··· Records supplied
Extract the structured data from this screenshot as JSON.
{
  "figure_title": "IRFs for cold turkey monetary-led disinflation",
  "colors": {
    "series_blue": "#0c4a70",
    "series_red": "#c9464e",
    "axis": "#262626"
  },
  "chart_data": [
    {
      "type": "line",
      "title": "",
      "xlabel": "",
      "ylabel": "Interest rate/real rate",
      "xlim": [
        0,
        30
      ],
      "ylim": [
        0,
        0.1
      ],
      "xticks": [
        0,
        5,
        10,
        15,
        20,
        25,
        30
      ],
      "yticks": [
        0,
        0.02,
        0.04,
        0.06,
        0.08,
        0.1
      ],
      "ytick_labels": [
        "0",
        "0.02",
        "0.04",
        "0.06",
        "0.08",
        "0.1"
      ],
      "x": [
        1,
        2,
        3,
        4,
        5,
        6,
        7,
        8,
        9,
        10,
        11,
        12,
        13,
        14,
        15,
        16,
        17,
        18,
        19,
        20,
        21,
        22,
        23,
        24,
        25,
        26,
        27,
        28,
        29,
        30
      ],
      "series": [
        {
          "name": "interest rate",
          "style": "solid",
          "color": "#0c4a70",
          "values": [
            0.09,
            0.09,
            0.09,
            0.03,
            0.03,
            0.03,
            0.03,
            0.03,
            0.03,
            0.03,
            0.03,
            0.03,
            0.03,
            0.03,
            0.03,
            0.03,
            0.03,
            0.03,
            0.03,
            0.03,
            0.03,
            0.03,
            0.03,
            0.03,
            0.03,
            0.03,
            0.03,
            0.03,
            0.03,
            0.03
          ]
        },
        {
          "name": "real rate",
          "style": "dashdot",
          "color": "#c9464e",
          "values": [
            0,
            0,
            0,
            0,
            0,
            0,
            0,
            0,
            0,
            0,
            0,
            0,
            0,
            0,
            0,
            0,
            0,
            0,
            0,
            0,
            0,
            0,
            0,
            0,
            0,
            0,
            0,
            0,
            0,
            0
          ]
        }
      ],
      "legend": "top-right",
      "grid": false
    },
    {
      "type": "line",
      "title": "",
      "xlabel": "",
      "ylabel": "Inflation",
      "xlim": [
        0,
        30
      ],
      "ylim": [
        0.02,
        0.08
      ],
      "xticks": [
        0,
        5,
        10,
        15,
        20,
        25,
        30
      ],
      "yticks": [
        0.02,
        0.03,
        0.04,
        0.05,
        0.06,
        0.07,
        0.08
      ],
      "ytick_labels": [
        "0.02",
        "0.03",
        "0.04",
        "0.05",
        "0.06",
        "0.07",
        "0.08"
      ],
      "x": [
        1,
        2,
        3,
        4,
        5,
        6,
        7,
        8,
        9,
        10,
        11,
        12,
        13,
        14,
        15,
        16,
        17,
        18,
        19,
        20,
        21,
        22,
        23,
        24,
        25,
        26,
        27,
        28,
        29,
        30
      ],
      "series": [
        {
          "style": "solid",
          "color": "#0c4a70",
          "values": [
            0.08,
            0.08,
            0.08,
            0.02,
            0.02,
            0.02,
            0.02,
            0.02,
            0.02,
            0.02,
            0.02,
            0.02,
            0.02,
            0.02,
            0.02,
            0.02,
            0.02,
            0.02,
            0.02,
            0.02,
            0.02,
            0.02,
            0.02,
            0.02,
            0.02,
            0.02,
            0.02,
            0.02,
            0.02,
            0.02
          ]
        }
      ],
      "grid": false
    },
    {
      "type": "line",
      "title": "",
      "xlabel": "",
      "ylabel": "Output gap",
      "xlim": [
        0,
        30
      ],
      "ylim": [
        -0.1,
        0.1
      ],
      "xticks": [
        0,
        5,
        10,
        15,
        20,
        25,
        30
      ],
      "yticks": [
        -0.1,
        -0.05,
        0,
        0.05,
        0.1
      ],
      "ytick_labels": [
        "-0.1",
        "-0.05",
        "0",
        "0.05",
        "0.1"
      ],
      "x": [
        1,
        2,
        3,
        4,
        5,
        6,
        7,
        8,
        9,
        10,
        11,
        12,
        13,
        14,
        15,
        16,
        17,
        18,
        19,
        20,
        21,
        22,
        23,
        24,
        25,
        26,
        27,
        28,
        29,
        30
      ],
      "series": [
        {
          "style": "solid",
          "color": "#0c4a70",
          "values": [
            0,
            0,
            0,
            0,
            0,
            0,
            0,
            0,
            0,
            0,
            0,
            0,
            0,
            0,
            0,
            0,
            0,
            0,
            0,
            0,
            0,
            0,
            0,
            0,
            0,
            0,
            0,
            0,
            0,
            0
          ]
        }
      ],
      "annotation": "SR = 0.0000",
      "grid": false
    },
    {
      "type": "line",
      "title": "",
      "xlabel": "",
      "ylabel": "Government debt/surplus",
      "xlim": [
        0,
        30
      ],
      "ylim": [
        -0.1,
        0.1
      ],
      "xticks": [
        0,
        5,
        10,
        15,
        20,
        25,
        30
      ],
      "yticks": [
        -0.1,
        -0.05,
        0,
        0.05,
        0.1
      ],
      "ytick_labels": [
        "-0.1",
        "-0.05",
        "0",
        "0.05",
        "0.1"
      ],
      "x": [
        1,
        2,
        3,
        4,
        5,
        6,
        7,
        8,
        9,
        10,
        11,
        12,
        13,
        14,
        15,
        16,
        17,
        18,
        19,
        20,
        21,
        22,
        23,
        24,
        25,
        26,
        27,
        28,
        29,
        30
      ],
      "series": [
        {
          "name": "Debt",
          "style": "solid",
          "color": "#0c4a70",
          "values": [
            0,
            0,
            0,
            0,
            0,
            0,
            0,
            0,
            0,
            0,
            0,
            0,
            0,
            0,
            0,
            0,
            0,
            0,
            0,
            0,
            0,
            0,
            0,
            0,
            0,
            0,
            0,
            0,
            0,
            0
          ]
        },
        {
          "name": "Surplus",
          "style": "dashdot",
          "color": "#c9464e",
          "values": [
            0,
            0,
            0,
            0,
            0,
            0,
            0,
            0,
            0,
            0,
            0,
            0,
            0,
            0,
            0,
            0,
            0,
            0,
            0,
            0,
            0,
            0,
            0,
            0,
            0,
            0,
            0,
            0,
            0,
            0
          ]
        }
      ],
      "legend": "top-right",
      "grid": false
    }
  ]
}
······
-- Problem details --
Return every line of the material exactly.

-- Correct response --
Extract the structured data from this screenshot as JSON.
{
  "figure_title": "IRFs for cold turkey monetary-led disinflation",
  "colors": {
    "series_blue": "#0c4a70",
    "series_red": "#c9464e",
    "axis": "#262626"
  },
  "chart_data": [
    {
      "type": "line",
      "title": "",
      "xlabel": "",
      "ylabel": "Interest rate/real rate",
      "xlim": [
        0,
        30
      ],
      "ylim": [
        0,
        0.1
      ],
      "xticks": [
        0,
        5,
        10,
        15,
        20,
        25,
        30
      ],
      "yticks": [
        0,
        0.02,
        0.04,
        0.06,
        0.08,
        0.1
      ],
      "ytick_labels": [
        "0",
        "0.02",
        "0.04",
        "0.06",
        "0.08",
        "0.1"
      ],
      "x": [
        1,
        2,
        3,
        4,
        5,
        6,
        7,
        8,
        9,
        10,
        11,
        12,
        13,
        14,
        15,
        16,
        17,
        18,
        19,
        20,
        21,
        22,
        23,
        24,
        25,
        26,
        27,
        28,
        29,
        30
      ],
      "series": [
        {
          "name": "interest rate",
          "style": "solid",
          "color": "#0c4a70",
          "values": [
            0.09,
            0.09,
            0.09,
            0.03,
            0.03,
            0.03,
            0.03,
            0.03,
            0.03,
            0.03,
            0.03,
            0.03,
            0.03,
            0.03,
            0.03,
            0.03,
            0.03,
            0.03,
            0.03,
            0.03,
            0.03,
            0.03,
            0.03,
            0.03,
            0.03,
            0.03,
            0.03,
            0.03,
            0.03,
            0.03
          ]
        },
        {
          "name": "real rate",
          "style": "dashdot",
          "color": "#c9464e",
          "values": [
            0,
            0,
            0,
            0,
            0,
            0,
            0,
            0,
            0,
            0,
            0,
            0,
            0,
            0,
            0,
            0,
            0,
            0,
            0,
            0,
            0,
            0,
            0,
            0,
            0,
            0,
            0,
            0,
            0,
            0
          ]
        }
      ],
      "legend": "top-right",
      "grid": false
    },
    {
      "type": "line",
      "title": "",
      "xlabel": "",
      "ylabel": "Inflation",
      "xlim": [
        0,
        30
      ],
      "ylim": [
        0.02,
        0.08
      ],
      "xticks": [
        0,
        5,
        10,
        15,
        20,
        25,
        30
      ],
      "yticks": [
        0.02,
        0.03,
        0.04,
        0.05,
        0.06,
        0.07,
        0.08
      ],
      "ytick_labels": [
        "0.02",
        "0.03",
        "0.04",
        "0.05",
        "0.06",
        "0.07",
        "0.08"
      ],
      "x": [
        1,
        2,
        3,
        4,
        5,
        6,
        7,
        8,
        9,
        10,
        11,
        12,
        13,
        14,
        15,
        16,
        17,
        18,
        19,
        20,
        21,
        22,
        23,
        24,
        25,
        26,
        27,
        28,
        29,
        30
      ],
      "series": [
        {
          "style": "solid",
          "color": "#0c4a70",
          "values": [
            0.08,
            0.08,
            0.08,
            0.02,
            0.02,
            0.02,
            0.02,
            0.02,
            0.02,
            0.02,
            0.02,
            0.02,
            0.02,
            0.02,
            0.02,
            0.02,
            0.02,
            0.02,
            0.02,
            0.02,
            0.02,
            0.02,
            0.02,
            0.02,
            0.02,
            0.02,
            0.02,
            0.02,
            0.02,
            0.02
          ]
        }
      ],
      "grid": false
    },
    {
      "type": "line",
      "title": "",
      "xlabel": "",
      "ylabel": "Output gap",
      "xlim": [
        0,
        30
      ],
      "ylim": [
        -0.1,
        0.1
      ],
      "xticks": [
        0,
        5,
        10,
        15,
        20,
        25,
        30
      ],
      "yticks": [
        -0.1,
        -0.05,
        0,
        0.05,
        0.1
      ],
      "ytick_labels": [
        "-0.1",
        "-0.05",
        "0",
        "0.05",
        "0.1"
      ],
      "x": [
        1,
        2,
        3,
        4,
        5,
        6,
        7,
        8,
        9,
        10,
        11,
        12,
        13,
        14,
        15,
        16,
        17,
        18,
        19,
        20,
        21,
        22,
        23,
        24,
        25,
        26,
        27,
        28,
        29,
        30
      ],
      "series": [
        {
          "style": "solid",
          "color": "#0c4a70",
          "values": [
            0,
            0,
            0,
            0,
            0,
            0,
            0,
            0,
            0,
            0,
            0,
            0,
            0,
            0,
            0,
            0,
            0,
            0,
            0,
            0,
            0,
            0,
            0,
            0,
            0,
            0,
            0,
            0,
            0,
            0
          ]
        }
      ],
      "annotation": "SR = 0.0000",
      "grid": false
    },
    {
      "type": "line",
      "title": "",
      "xlabel": "",
      "ylabel": "Government debt/surplus",
      "xlim": [
        0,
        30
      ],
      "ylim": [
        -0.1,
        0.1
      ],
      "xticks": [
        0,
        5,
        10,
        15,
        20,
        25,
        30
      ],
      "yticks": [
        -0.1,
        -0.05,
        0,
        0.05,
        0.1
      ],
      "ytick_labels": [
        "-0.1",
        "-0.05",
        "0",
        "0.05",
        "0.1"
      ],
      "x": [
        1,
        2,
        3,
        4,
        5,
        6,
        7,
        8,
        9,
        10,
        11,
        12,
        13,
        14,
        15,
        16,
        17,
        18,
        19,
        20,
        21,
        22,
        23,
        24,
        25,
        26,
        27,
        28,
        29,
        30
      ],
      "series": [
        {
          "name": "Debt",
          "style": "solid",
          "color": "#0c4a70",
          "values": [
            0,
            0,
            0,
            0,
            0,
            0,
            0,
            0,
            0,
            0,
            0,
            0,
            0,
            0,
            0,
            0,
            0,
            0,
            0,
            0,
            0,
            0,
            0,
            0,
            0,
            0,
            0,
            0,
            0,
            0
          ]
        },
        {
          "name": "Surplus",
          "style": "dashdot",
          "color": "#c9464e",
          "values": [
            0,
            0,
            0,
            0,
            0,
            0,
            0,
            0,
            0,
            0,
            0,
            0,
            0,
            0,
            0,
            0,
            0,
            0,
            0,
            0,
            0,
            0,
            0,
            0,
            0,
            0,
            0,
            0,
            0,
            0
          ]
        }
      ],
      "legend": "top-right",
      "grid": false
    }
  ]
}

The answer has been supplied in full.